*Extracted information*
╭──
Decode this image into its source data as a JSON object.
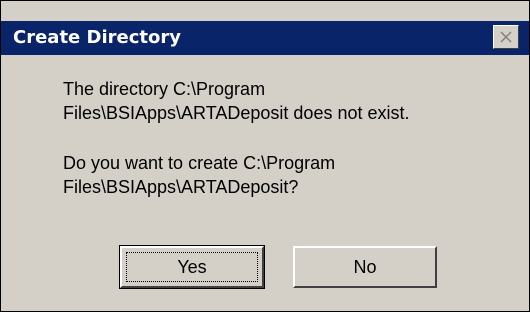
{
  "window": {
    "title": "Create Directory",
    "close_icon": "close-icon"
  },
  "message": {
    "line1_a": "The directory C:\\Program",
    "line1_b": "Files\\BSIApps\\ARTADeposit does not exist.",
    "line2_a": "Do you want to create C:\\Program",
    "line2_b": "Files\\BSIApps\\ARTADeposit?"
  },
  "buttons": {
    "yes_label": "Yes",
    "no_label": "No"
  },
  "colors": {
    "titlebar": "#0a246a",
    "dialog_bg": "#d4d0c8",
    "title_text": "#ffffff"
  }
}
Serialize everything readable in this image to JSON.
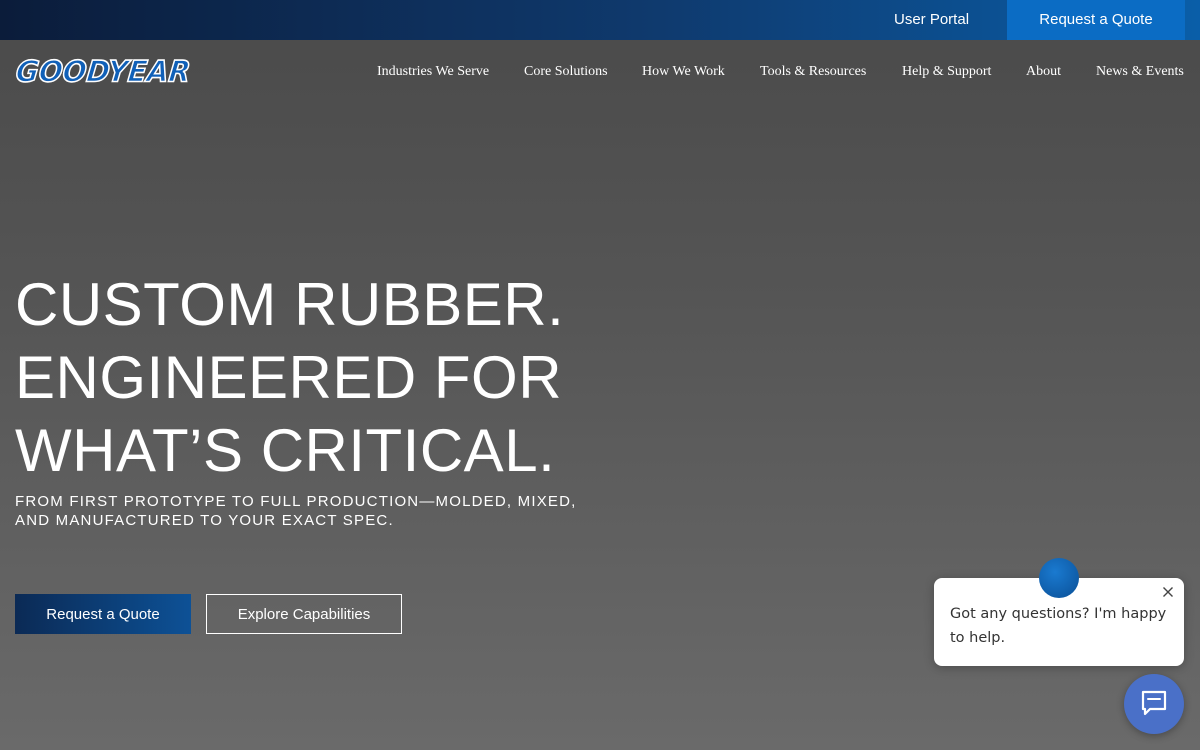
{
  "utility_bar": {
    "user_portal": "User Portal",
    "request_quote": "Request a Quote"
  },
  "header": {
    "logo_text": "GOODYEAR",
    "nav": [
      "Industries We Serve",
      "Core Solutions",
      "How We Work",
      "Tools & Resources",
      "Help & Support",
      "About",
      "News & Events"
    ]
  },
  "hero": {
    "headline": [
      "CUSTOM RUBBER.",
      "ENGINEERED FOR",
      "WHAT’S CRITICAL."
    ],
    "subheadline": [
      "FROM FIRST PROTOTYPE TO FULL PRODUCTION—MOLDED, MIXED,",
      "AND MANUFACTURED TO YOUR EXACT SPEC."
    ],
    "primary_cta": "Request a Quote",
    "secondary_cta": "Explore Capabilities"
  },
  "chat": {
    "message": "Got any questions? I'm happy to help.",
    "icons": {
      "avatar": "chat-avatar-icon",
      "close": "close-icon",
      "launcher": "chat-launcher-icon"
    }
  },
  "colors": {
    "utility_bar_start": "#0b1c3a",
    "utility_bar_end": "#0a5ea8",
    "quote_button": "#0b6cc4",
    "logo_blue": "#1060b8",
    "launcher": "#4a70c8"
  }
}
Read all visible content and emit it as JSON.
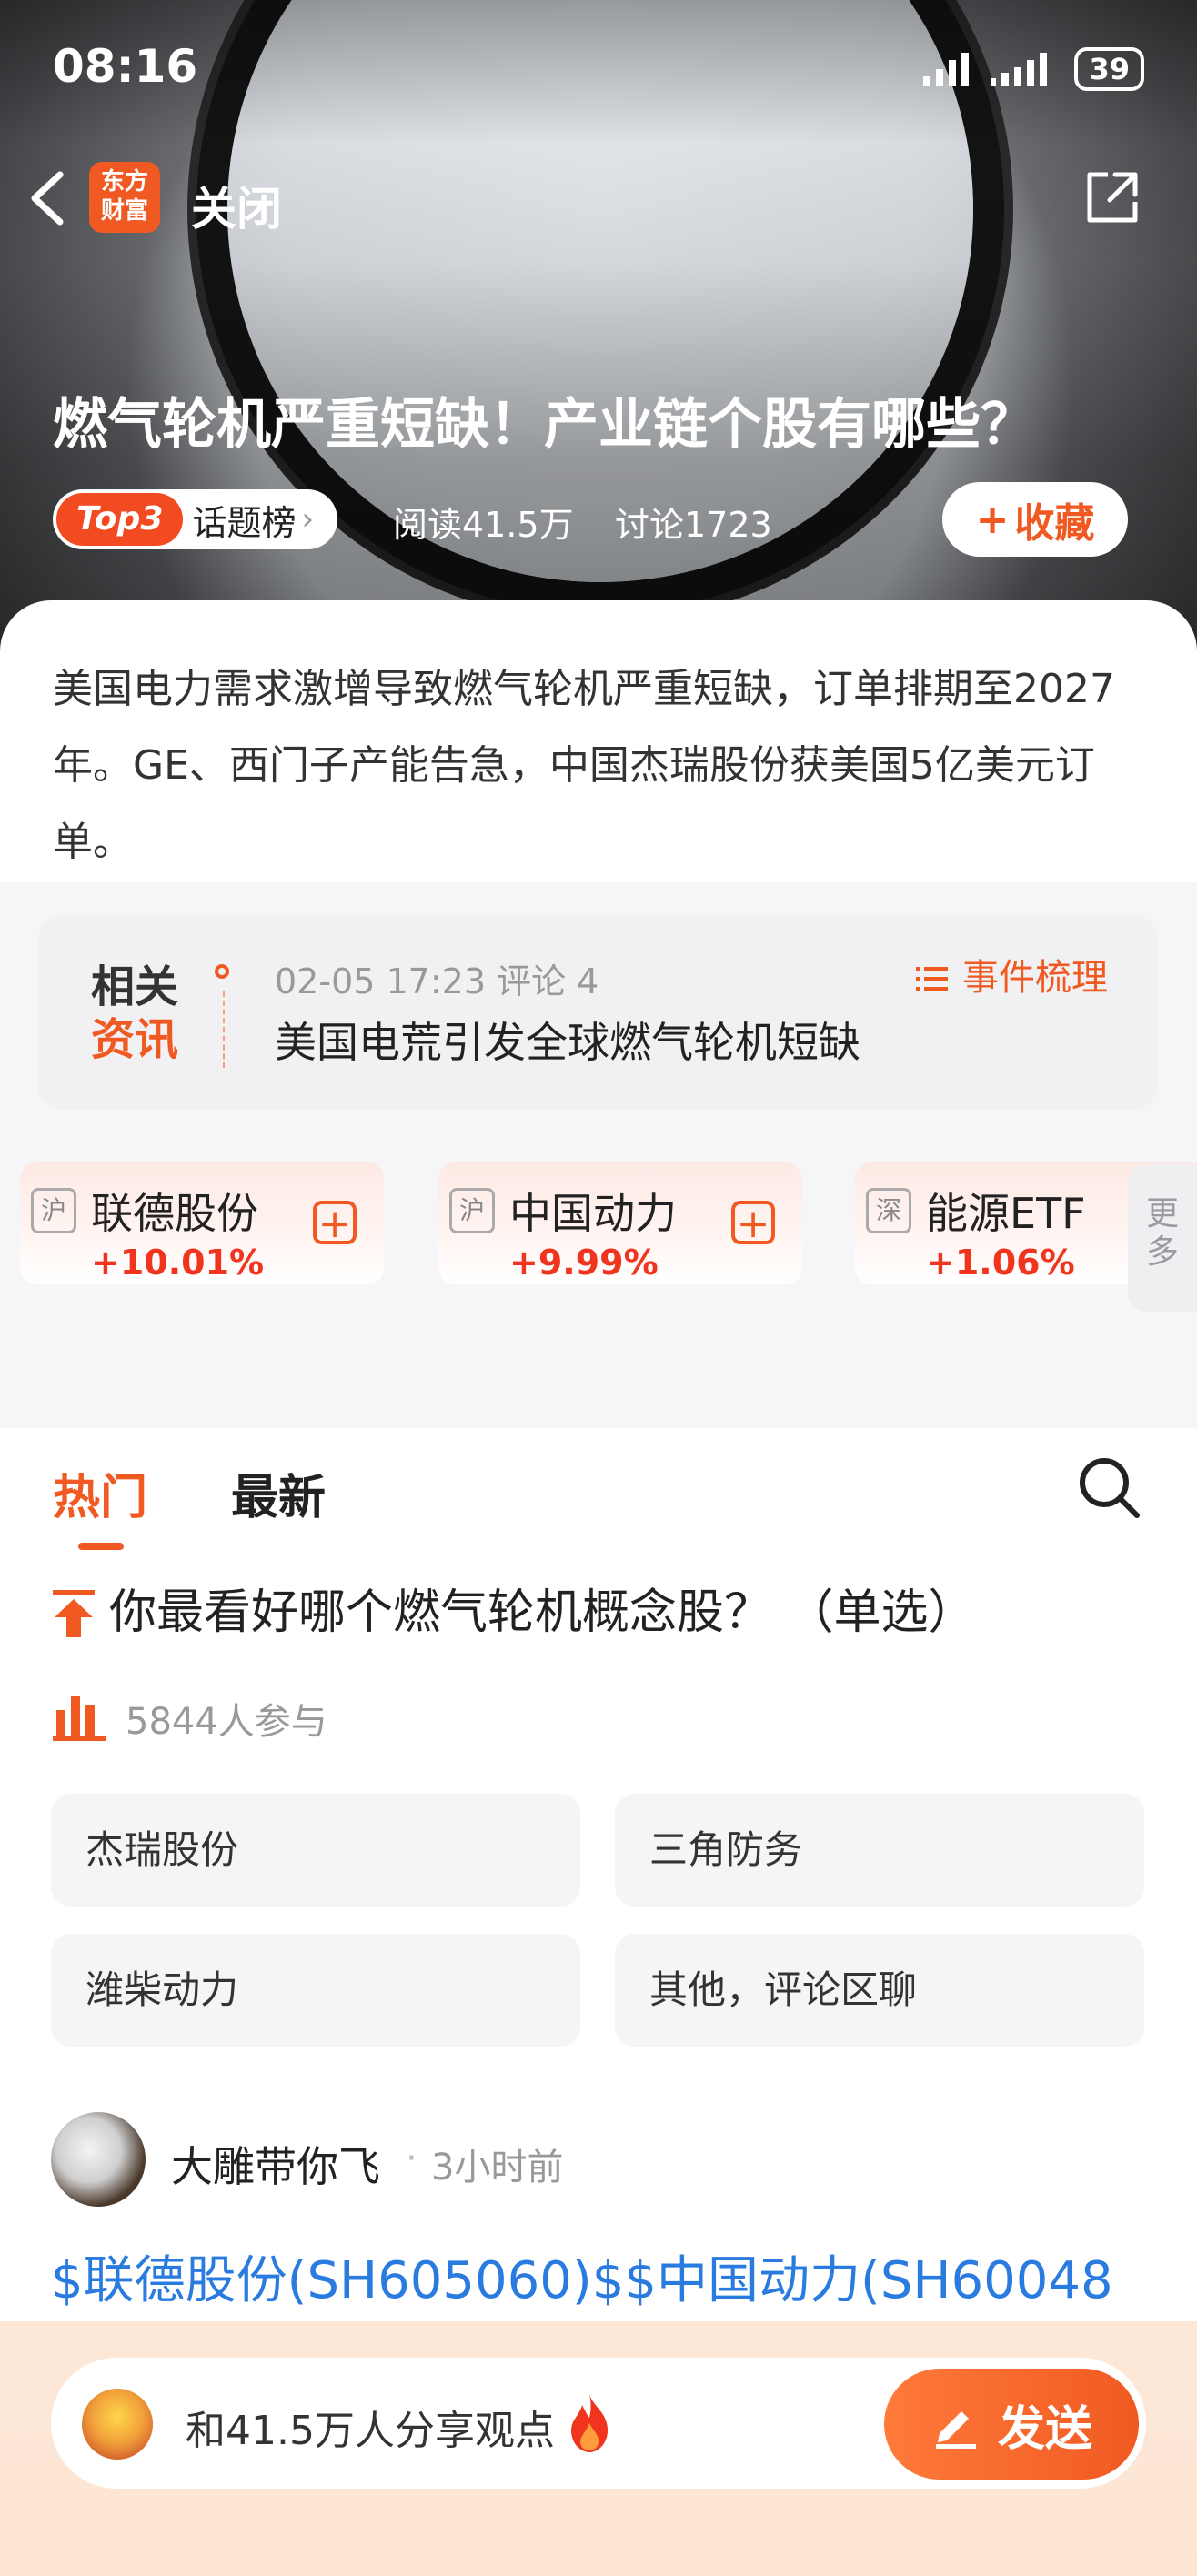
{
  "status_bar": {
    "time": "08:16",
    "battery": "39"
  },
  "topbar": {
    "logo_line1": "东方",
    "logo_line2": "财富",
    "close_label": "关闭"
  },
  "topic": {
    "title": "燃气轮机严重短缺！产业链个股有哪些？",
    "badge": "Top3",
    "badge_label": "话题榜",
    "reads": "阅读41.5万",
    "discussions": "讨论1723",
    "favorite_label": "收藏",
    "summary": "美国电力需求激增导致燃气轮机严重短缺，订单排期至2027年。GE、西门子产能告急，中国杰瑞股份获美国5亿美元订单。"
  },
  "news": {
    "tag_line1": "相关",
    "tag_line2": "资讯",
    "meta": "02-05 17:23 评论 4",
    "headline": "美国电荒引发全球燃气轮机短缺",
    "action": "事件梳理"
  },
  "stocks": [
    {
      "market": "沪",
      "name": "联德股份",
      "change": "+10.01%"
    },
    {
      "market": "沪",
      "name": "中国动力",
      "change": "+9.99%"
    },
    {
      "market": "深",
      "name": "能源ETF",
      "change": "+1.06%"
    }
  ],
  "more_label_1": "更",
  "more_label_2": "多",
  "tabs": {
    "hot": "热门",
    "latest": "最新"
  },
  "poll": {
    "title": "你最看好哪个燃气轮机概念股？ （单选）",
    "participants": "5844人参与",
    "options": [
      "杰瑞股份",
      "三角防务",
      "潍柴动力",
      "其他，评论区聊"
    ]
  },
  "post": {
    "author": "大雕带你飞",
    "separator": "·",
    "time": "3小时前",
    "text": "$联德股份(SH605060)$$中国动力(SH60048"
  },
  "composer": {
    "placeholder": "和41.5万人分享观点",
    "send_label": "发送"
  },
  "colors": {
    "accent": "#f05a22",
    "rise": "#f0341e",
    "link": "#2a7be0"
  }
}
╰──
*Written instruction*
Output the lines above in full and exactly as given, omitting any pictures.

*Right answer*
Decode this image into its source data as a JSON object.
{
  "window": {
    "title": "Create Directory",
    "close_icon": "close-icon"
  },
  "message": {
    "line1_a": "The directory C:\\Program",
    "line1_b": "Files\\BSIApps\\ARTADeposit does not exist.",
    "line2_a": "Do you want to create C:\\Program",
    "line2_b": "Files\\BSIApps\\ARTADeposit?"
  },
  "buttons": {
    "yes_label": "Yes",
    "no_label": "No"
  },
  "colors": {
    "titlebar": "#0a246a",
    "dialog_bg": "#d4d0c8",
    "title_text": "#ffffff"
  }
}
Serialize everything readable in this image to JSON.
{
  "utility_bar": {
    "user_portal": "User Portal",
    "request_quote": "Request a Quote"
  },
  "header": {
    "logo_text": "GOODYEAR",
    "nav": [
      "Industries We Serve",
      "Core Solutions",
      "How We Work",
      "Tools & Resources",
      "Help & Support",
      "About",
      "News & Events"
    ]
  },
  "hero": {
    "headline": [
      "CUSTOM RUBBER.",
      "ENGINEERED FOR",
      "WHAT’S CRITICAL."
    ],
    "subheadline": [
      "FROM FIRST PROTOTYPE TO FULL PRODUCTION—MOLDED, MIXED,",
      "AND MANUFACTURED TO YOUR EXACT SPEC."
    ],
    "primary_cta": "Request a Quote",
    "secondary_cta": "Explore Capabilities"
  },
  "chat": {
    "message": "Got any questions? I'm happy to help.",
    "icons": {
      "avatar": "chat-avatar-icon",
      "close": "close-icon",
      "launcher": "chat-launcher-icon"
    }
  },
  "colors": {
    "utility_bar_start": "#0b1c3a",
    "utility_bar_end": "#0a5ea8",
    "quote_button": "#0b6cc4",
    "logo_blue": "#1060b8",
    "launcher": "#4a70c8"
  }
}
Read all visible content and emit it as JSON.
{
  "status_bar": {
    "time": "08:16",
    "battery": "39"
  },
  "topbar": {
    "logo_line1": "东方",
    "logo_line2": "财富",
    "close_label": "关闭"
  },
  "topic": {
    "title": "燃气轮机严重短缺！产业链个股有哪些？",
    "badge": "Top3",
    "badge_label": "话题榜",
    "reads": "阅读41.5万",
    "discussions": "讨论1723",
    "favorite_label": "收藏",
    "summary": "美国电力需求激增导致燃气轮机严重短缺，订单排期至2027年。GE、西门子产能告急，中国杰瑞股份获美国5亿美元订单。"
  },
  "news": {
    "tag_line1": "相关",
    "tag_line2": "资讯",
    "meta": "02-05 17:23 评论 4",
    "headline": "美国电荒引发全球燃气轮机短缺",
    "action": "事件梳理"
  },
  "stocks": [
    {
      "market": "沪",
      "name": "联德股份",
      "change": "+10.01%"
    },
    {
      "market": "沪",
      "name": "中国动力",
      "change": "+9.99%"
    },
    {
      "market": "深",
      "name": "能源ETF",
      "change": "+1.06%"
    }
  ],
  "more_label_1": "更",
  "more_label_2": "多",
  "tabs": {
    "hot": "热门",
    "latest": "最新"
  },
  "poll": {
    "title": "你最看好哪个燃气轮机概念股？ （单选）",
    "participants": "5844人参与",
    "options": [
      "杰瑞股份",
      "三角防务",
      "潍柴动力",
      "其他，评论区聊"
    ]
  },
  "post": {
    "author": "大雕带你飞",
    "separator": "·",
    "time": "3小时前",
    "text": "$联德股份(SH605060)$$中国动力(SH60048"
  },
  "composer": {
    "placeholder": "和41.5万人分享观点",
    "send_label": "发送"
  },
  "colors": {
    "accent": "#f05a22",
    "rise": "#f0341e",
    "link": "#2a7be0"
  }
}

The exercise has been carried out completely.